▶ [Task]:
Each line below that contains "name" counts once; report the total and nothing more.

▶ [Data excerpts]:
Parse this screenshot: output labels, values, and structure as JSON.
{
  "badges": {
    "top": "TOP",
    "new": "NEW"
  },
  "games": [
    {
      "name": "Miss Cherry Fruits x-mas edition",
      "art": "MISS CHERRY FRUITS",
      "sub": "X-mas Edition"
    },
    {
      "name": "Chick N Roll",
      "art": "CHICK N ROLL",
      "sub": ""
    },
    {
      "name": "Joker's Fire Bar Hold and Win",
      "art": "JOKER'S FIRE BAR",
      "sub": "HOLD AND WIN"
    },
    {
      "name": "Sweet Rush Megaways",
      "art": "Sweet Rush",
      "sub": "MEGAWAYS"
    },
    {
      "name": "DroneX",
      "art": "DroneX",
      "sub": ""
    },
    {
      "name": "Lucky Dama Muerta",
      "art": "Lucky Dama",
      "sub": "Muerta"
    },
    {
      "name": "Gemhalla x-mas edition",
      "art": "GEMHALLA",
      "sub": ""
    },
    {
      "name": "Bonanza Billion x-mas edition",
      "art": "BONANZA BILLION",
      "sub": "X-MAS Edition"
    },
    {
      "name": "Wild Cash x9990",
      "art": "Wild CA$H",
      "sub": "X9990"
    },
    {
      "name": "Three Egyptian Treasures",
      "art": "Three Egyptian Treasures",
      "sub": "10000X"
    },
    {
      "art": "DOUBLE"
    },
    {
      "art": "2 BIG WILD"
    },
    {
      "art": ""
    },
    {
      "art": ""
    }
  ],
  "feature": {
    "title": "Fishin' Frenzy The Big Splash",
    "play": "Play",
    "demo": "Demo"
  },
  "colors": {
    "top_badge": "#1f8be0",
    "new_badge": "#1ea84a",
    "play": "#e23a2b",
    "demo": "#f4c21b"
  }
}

▶ [Solution to this task]:
10